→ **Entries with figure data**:
-=-=-

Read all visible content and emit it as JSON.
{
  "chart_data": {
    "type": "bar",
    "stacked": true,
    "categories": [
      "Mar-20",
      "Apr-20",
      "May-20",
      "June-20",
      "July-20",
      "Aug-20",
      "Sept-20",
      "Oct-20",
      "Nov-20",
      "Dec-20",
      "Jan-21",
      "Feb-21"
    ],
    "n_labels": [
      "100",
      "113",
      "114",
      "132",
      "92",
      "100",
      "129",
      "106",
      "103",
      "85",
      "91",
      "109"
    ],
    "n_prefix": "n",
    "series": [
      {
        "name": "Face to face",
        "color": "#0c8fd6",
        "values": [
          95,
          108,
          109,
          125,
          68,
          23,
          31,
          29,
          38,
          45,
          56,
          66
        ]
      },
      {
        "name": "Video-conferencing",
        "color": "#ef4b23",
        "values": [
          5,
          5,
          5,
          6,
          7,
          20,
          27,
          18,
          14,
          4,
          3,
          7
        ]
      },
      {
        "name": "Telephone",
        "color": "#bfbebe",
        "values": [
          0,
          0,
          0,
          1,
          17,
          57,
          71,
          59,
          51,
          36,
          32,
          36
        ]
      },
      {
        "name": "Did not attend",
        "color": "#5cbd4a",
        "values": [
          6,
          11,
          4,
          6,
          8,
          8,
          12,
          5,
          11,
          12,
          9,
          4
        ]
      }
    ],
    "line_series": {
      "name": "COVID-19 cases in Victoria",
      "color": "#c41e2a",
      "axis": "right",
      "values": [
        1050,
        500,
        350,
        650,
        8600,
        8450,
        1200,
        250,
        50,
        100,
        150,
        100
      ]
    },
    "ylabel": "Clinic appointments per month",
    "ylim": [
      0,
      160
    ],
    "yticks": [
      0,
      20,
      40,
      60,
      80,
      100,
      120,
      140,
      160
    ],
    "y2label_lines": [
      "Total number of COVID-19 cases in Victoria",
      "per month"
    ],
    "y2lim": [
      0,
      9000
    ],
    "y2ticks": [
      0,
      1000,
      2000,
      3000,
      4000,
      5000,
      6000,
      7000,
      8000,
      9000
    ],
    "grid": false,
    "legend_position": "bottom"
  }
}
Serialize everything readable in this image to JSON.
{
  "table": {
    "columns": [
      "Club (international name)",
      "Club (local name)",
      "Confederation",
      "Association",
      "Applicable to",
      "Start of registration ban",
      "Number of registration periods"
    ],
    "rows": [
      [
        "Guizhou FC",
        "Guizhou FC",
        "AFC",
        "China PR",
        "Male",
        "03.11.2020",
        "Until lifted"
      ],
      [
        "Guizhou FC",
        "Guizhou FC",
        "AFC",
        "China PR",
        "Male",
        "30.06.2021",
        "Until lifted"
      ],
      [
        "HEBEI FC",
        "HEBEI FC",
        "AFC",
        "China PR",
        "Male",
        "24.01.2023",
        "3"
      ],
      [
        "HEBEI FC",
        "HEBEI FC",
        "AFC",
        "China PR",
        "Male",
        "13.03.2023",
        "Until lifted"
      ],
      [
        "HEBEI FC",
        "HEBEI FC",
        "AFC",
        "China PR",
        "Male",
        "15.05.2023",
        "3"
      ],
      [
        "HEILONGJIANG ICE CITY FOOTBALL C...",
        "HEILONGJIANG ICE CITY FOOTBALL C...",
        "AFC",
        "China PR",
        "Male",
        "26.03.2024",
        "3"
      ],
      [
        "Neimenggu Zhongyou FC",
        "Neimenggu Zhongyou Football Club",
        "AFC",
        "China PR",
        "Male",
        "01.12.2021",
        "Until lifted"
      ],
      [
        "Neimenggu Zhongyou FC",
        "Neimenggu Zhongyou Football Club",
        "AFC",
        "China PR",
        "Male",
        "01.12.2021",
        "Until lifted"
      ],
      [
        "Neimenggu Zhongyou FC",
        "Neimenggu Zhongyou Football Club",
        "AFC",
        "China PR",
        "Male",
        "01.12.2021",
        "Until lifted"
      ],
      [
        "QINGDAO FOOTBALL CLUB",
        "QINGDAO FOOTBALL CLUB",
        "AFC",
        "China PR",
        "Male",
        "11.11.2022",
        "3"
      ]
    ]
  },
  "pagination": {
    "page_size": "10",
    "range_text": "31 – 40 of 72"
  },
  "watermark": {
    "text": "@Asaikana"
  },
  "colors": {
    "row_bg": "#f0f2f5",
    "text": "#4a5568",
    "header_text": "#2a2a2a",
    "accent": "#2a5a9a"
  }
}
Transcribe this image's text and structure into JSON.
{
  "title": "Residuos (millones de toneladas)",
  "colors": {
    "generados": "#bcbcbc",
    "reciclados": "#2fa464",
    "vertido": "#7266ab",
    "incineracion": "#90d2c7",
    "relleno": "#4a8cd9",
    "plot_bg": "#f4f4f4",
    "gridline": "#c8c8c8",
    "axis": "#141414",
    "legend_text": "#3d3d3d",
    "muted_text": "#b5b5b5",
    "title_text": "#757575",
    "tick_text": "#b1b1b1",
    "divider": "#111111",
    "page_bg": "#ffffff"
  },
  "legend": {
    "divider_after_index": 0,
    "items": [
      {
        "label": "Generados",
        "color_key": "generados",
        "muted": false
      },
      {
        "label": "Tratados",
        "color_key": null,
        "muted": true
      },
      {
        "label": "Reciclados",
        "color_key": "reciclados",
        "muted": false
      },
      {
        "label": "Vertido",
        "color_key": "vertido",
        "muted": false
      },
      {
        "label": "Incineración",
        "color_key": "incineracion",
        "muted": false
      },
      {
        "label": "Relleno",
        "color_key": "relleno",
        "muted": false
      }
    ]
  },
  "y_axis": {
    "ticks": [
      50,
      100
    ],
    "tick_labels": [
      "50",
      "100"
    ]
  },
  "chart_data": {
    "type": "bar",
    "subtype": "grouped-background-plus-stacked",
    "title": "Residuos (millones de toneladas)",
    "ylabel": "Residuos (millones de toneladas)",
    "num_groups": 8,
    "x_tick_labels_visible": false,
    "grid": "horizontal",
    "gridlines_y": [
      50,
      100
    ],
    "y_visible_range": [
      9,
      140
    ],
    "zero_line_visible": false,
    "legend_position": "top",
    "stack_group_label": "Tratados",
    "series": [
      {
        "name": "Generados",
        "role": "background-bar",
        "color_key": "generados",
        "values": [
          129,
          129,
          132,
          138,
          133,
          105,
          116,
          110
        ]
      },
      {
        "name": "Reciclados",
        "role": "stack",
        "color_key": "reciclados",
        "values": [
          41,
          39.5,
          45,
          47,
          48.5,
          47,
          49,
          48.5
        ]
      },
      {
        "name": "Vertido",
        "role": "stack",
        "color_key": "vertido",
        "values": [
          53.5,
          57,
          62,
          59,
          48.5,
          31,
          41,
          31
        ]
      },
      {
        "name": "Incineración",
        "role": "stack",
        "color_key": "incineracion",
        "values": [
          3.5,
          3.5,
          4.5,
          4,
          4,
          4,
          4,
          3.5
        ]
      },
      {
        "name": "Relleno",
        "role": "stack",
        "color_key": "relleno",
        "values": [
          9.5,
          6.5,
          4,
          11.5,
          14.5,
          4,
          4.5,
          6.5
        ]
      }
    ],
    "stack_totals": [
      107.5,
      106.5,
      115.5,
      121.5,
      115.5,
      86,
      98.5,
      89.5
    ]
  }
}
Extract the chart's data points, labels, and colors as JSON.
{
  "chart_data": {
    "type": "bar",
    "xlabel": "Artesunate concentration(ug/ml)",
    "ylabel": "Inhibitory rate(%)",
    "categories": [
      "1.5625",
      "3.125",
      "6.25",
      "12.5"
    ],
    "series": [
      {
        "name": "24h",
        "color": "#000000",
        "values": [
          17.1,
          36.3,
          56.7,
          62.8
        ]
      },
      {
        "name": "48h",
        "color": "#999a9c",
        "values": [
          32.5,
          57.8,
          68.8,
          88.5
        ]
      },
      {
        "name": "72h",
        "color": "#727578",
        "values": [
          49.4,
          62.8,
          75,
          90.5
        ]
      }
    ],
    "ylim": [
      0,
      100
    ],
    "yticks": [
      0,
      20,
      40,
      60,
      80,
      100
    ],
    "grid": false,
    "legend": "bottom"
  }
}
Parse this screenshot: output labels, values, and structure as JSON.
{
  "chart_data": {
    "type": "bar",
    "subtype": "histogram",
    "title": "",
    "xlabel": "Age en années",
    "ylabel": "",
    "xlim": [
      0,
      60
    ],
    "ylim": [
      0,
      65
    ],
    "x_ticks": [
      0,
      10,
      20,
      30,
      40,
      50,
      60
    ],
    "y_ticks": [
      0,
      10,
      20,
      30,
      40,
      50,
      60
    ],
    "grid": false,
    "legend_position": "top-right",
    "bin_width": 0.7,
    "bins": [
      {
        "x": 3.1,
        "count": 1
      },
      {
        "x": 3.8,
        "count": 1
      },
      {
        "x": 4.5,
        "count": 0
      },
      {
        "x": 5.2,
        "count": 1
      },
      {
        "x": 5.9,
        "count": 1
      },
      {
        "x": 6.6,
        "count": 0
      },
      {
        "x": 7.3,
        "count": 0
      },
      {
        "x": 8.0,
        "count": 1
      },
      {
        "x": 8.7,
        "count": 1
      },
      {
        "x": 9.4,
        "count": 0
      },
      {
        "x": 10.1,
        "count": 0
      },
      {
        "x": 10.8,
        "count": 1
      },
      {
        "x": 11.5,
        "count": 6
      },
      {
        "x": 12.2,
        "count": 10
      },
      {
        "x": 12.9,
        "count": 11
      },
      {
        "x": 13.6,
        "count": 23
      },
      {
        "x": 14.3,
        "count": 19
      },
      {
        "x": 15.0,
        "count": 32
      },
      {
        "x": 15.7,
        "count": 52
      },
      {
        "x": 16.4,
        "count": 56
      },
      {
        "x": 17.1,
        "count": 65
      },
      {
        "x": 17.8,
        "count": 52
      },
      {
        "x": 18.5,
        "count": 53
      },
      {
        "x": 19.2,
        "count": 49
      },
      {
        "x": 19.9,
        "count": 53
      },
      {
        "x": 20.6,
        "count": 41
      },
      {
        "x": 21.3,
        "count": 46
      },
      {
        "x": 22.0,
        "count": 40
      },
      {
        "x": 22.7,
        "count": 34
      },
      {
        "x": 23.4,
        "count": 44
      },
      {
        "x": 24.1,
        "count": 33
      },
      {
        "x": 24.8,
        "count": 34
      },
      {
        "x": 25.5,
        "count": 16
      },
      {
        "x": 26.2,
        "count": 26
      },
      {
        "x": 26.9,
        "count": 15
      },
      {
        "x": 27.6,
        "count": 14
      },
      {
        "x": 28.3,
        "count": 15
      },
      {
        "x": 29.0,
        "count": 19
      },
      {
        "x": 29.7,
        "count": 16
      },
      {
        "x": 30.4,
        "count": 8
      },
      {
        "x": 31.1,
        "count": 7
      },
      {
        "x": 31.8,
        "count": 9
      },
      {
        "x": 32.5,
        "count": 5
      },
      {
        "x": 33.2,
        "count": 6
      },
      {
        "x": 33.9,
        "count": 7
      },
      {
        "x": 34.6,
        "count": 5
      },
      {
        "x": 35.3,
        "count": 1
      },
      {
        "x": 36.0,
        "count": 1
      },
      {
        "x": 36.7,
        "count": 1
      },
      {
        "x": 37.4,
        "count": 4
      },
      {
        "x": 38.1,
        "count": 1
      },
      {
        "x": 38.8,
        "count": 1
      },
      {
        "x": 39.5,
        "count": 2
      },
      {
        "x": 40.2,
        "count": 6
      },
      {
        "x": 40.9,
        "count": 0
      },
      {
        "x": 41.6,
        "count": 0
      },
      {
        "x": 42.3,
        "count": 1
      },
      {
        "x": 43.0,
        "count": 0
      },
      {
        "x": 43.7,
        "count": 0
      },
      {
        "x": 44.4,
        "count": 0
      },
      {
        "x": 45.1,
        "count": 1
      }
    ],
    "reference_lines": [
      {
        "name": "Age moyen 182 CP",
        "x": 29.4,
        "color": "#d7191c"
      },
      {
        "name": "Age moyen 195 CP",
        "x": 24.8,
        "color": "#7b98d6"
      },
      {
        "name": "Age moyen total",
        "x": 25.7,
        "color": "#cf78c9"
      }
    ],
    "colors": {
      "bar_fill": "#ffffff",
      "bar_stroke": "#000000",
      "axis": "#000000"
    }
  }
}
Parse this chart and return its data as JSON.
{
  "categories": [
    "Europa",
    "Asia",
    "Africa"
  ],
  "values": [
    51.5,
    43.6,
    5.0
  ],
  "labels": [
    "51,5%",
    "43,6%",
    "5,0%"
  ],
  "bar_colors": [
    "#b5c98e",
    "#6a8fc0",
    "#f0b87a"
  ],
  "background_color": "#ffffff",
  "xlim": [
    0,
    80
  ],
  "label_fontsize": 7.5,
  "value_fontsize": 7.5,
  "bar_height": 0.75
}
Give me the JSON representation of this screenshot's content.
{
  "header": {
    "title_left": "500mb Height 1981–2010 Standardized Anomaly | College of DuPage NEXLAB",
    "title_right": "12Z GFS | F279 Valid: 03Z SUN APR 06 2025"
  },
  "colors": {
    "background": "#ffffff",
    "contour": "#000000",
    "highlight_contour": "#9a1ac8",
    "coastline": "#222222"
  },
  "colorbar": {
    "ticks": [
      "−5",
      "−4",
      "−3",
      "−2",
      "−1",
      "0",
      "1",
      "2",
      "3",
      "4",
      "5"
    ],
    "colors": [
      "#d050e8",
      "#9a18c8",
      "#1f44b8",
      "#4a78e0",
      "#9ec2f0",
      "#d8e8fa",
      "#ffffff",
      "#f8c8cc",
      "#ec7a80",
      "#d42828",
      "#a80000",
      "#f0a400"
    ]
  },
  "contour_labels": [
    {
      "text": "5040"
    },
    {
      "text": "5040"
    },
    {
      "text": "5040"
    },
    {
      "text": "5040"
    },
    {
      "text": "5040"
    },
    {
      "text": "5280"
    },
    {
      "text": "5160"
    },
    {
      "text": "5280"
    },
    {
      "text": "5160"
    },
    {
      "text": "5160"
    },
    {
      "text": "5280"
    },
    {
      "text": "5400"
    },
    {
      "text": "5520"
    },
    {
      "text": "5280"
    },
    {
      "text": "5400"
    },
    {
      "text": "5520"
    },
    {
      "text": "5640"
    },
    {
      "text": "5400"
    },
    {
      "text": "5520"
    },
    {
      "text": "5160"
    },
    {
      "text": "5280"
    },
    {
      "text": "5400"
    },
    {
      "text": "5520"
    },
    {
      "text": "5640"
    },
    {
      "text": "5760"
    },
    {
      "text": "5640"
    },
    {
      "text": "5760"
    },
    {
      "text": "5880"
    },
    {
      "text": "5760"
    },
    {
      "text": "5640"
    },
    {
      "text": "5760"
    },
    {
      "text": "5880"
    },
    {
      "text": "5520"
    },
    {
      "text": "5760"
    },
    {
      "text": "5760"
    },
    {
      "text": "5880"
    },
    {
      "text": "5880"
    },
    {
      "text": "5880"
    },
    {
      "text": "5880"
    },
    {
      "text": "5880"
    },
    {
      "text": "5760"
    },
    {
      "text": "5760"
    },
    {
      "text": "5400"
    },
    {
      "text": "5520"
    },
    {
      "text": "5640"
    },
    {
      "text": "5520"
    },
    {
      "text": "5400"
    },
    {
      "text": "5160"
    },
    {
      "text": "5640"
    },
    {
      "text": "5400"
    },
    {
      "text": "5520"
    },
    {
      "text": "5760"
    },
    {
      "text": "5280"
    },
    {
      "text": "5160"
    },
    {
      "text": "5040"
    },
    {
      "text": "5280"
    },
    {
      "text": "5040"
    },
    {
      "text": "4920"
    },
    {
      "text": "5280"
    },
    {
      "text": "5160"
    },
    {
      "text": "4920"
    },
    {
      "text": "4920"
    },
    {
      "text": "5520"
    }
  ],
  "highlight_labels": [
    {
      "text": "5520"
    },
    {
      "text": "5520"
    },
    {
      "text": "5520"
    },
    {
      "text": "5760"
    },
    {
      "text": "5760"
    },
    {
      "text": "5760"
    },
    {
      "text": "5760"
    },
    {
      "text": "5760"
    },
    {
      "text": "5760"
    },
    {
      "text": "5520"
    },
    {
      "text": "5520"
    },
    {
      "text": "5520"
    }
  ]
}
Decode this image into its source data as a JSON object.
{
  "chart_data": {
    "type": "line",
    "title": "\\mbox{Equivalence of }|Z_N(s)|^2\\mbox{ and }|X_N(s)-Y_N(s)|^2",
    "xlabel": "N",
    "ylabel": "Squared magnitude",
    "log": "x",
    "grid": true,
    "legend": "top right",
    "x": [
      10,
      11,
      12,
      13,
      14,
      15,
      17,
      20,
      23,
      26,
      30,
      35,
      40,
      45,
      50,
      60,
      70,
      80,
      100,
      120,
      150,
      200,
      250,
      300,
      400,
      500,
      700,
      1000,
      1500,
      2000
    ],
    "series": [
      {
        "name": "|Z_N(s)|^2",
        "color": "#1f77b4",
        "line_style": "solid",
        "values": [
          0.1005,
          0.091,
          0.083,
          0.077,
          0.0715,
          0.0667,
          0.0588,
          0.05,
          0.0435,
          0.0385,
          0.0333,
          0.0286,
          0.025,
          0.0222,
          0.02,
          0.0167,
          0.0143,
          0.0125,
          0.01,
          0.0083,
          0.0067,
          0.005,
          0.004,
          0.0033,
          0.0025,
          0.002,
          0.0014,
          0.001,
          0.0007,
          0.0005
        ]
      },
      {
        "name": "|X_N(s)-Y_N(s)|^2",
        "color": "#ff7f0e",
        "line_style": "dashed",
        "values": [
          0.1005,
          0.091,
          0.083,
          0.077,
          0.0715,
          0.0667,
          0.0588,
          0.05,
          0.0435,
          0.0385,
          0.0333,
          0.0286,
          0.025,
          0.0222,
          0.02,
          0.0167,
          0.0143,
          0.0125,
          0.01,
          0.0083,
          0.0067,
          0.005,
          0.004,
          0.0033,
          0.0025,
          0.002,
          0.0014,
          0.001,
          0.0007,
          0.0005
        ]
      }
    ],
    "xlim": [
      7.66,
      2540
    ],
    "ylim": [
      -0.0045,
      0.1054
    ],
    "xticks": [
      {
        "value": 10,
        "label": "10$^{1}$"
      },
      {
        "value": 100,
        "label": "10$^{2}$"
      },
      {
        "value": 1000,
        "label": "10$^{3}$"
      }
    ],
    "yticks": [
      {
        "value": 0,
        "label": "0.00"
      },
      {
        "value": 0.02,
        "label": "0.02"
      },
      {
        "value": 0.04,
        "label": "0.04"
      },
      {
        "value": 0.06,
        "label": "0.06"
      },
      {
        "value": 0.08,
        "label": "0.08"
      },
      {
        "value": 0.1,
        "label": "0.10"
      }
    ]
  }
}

-=-=-

→ **Exercise**: Within the entries above, how many lines contain "this"? Respond with the number only.

→ **Expected output**: 6